◆ Task statement ◆
Copy each line of the data below with the word "Uncles".

• • • • •

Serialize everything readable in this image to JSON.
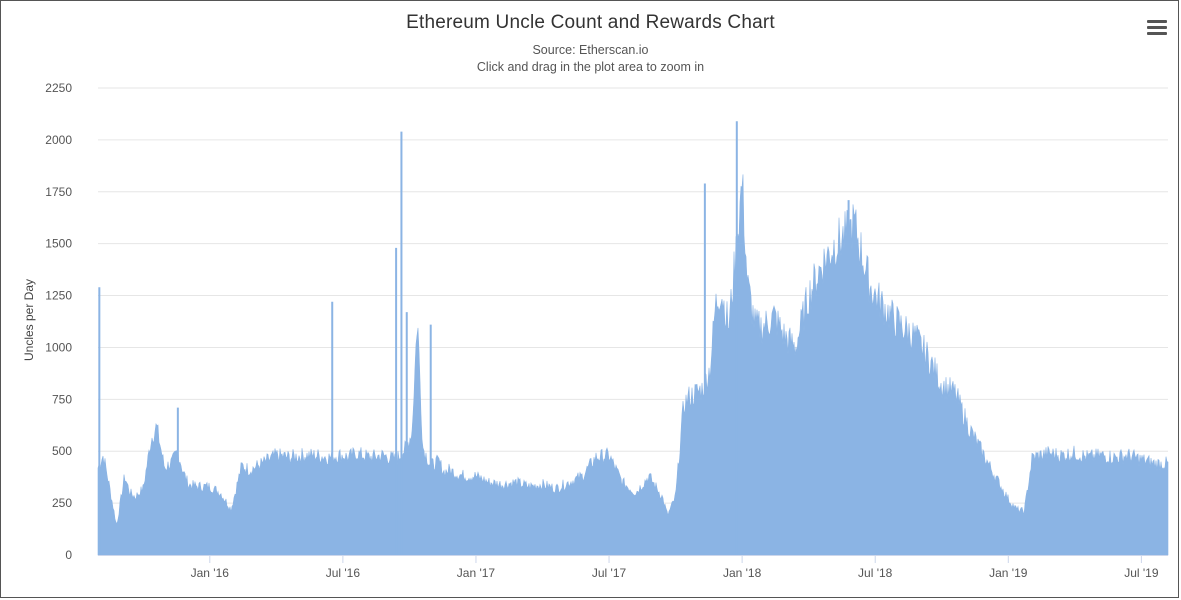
{
  "chart_data": {
    "type": "area",
    "title": "Ethereum Uncle Count and Rewards Chart",
    "subtitle": [
      "Source: Etherscan.io",
      "Click and drag in the plot area to zoom in"
    ],
    "ylabel": "Uncles per Day",
    "xlabel": "",
    "ylim": [
      0,
      2250
    ],
    "yticks": [
      0,
      250,
      500,
      750,
      1000,
      1250,
      1500,
      1750,
      2000,
      2250
    ],
    "xlim": [
      2015.58,
      2019.6
    ],
    "xticks": [
      {
        "label": "Jan '16",
        "x": 2016.0
      },
      {
        "label": "Jul '16",
        "x": 2016.5
      },
      {
        "label": "Jan '17",
        "x": 2017.0
      },
      {
        "label": "Jul '17",
        "x": 2017.5
      },
      {
        "label": "Jan '18",
        "x": 2018.0
      },
      {
        "label": "Jul '18",
        "x": 2018.5
      },
      {
        "label": "Jan '19",
        "x": 2019.0
      },
      {
        "label": "Jul '19",
        "x": 2019.5
      }
    ],
    "grid": true,
    "legend": "none",
    "color": "#8bb4e4",
    "series": [
      {
        "name": "Uncles per Day",
        "x": [
          2015.58,
          2015.6,
          2015.62,
          2015.65,
          2015.68,
          2015.7,
          2015.72,
          2015.75,
          2015.78,
          2015.8,
          2015.83,
          2015.86,
          2015.88,
          2015.9,
          2015.92,
          2015.95,
          2015.98,
          2016.0,
          2016.04,
          2016.08,
          2016.12,
          2016.15,
          2016.18,
          2016.21,
          2016.25,
          2016.3,
          2016.35,
          2016.4,
          2016.45,
          2016.48,
          2016.5,
          2016.52,
          2016.55,
          2016.6,
          2016.65,
          2016.7,
          2016.74,
          2016.76,
          2016.78,
          2016.8,
          2016.83,
          2016.86,
          2016.88,
          2016.9,
          2016.93,
          2016.96,
          2017.0,
          2017.05,
          2017.1,
          2017.15,
          2017.2,
          2017.25,
          2017.3,
          2017.35,
          2017.4,
          2017.45,
          2017.5,
          2017.55,
          2017.6,
          2017.65,
          2017.7,
          2017.72,
          2017.75,
          2017.78,
          2017.8,
          2017.85,
          2017.88,
          2017.9,
          2017.92,
          2017.95,
          2017.98,
          2018.0,
          2018.02,
          2018.05,
          2018.08,
          2018.12,
          2018.16,
          2018.2,
          2018.25,
          2018.3,
          2018.35,
          2018.4,
          2018.42,
          2018.45,
          2018.48,
          2018.5,
          2018.53,
          2018.56,
          2018.6,
          2018.65,
          2018.7,
          2018.75,
          2018.8,
          2018.85,
          2018.9,
          2018.95,
          2019.0,
          2019.03,
          2019.06,
          2019.09,
          2019.12,
          2019.15,
          2019.2,
          2019.25,
          2019.3,
          2019.35,
          2019.4,
          2019.45,
          2019.5,
          2019.55,
          2019.6
        ],
        "y": [
          420,
          480,
          350,
          140,
          380,
          300,
          280,
          320,
          560,
          620,
          420,
          450,
          500,
          400,
          340,
          330,
          330,
          330,
          300,
          220,
          430,
          410,
          430,
          450,
          480,
          470,
          480,
          480,
          470,
          480,
          480,
          470,
          490,
          470,
          480,
          460,
          520,
          600,
          1150,
          520,
          430,
          450,
          400,
          410,
          390,
          380,
          380,
          350,
          340,
          350,
          330,
          340,
          320,
          350,
          380,
          470,
          480,
          350,
          300,
          380,
          280,
          190,
          280,
          720,
          760,
          800,
          900,
          1200,
          1280,
          1100,
          1500,
          1800,
          1300,
          1100,
          1100,
          1150,
          1050,
          1000,
          1250,
          1400,
          1500,
          1550,
          1600,
          1450,
          1300,
          1250,
          1200,
          1150,
          1100,
          1050,
          950,
          820,
          780,
          620,
          500,
          380,
          270,
          220,
          210,
          470,
          480,
          490,
          480,
          490,
          470,
          480,
          470,
          480,
          460,
          440,
          440
        ]
      }
    ],
    "spikes": [
      {
        "x": 2015.585,
        "y": 1290
      },
      {
        "x": 2015.88,
        "y": 710
      },
      {
        "x": 2016.46,
        "y": 1220
      },
      {
        "x": 2016.7,
        "y": 1480
      },
      {
        "x": 2016.72,
        "y": 2040
      },
      {
        "x": 2016.74,
        "y": 1170
      },
      {
        "x": 2016.83,
        "y": 1110
      },
      {
        "x": 2017.86,
        "y": 1790
      },
      {
        "x": 2017.98,
        "y": 2090
      },
      {
        "x": 2018.4,
        "y": 1710
      }
    ]
  }
}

• • • • •

◆ Complete output ◆
    "ylabel": "Uncles per Day",
        "name": "Uncles per Day",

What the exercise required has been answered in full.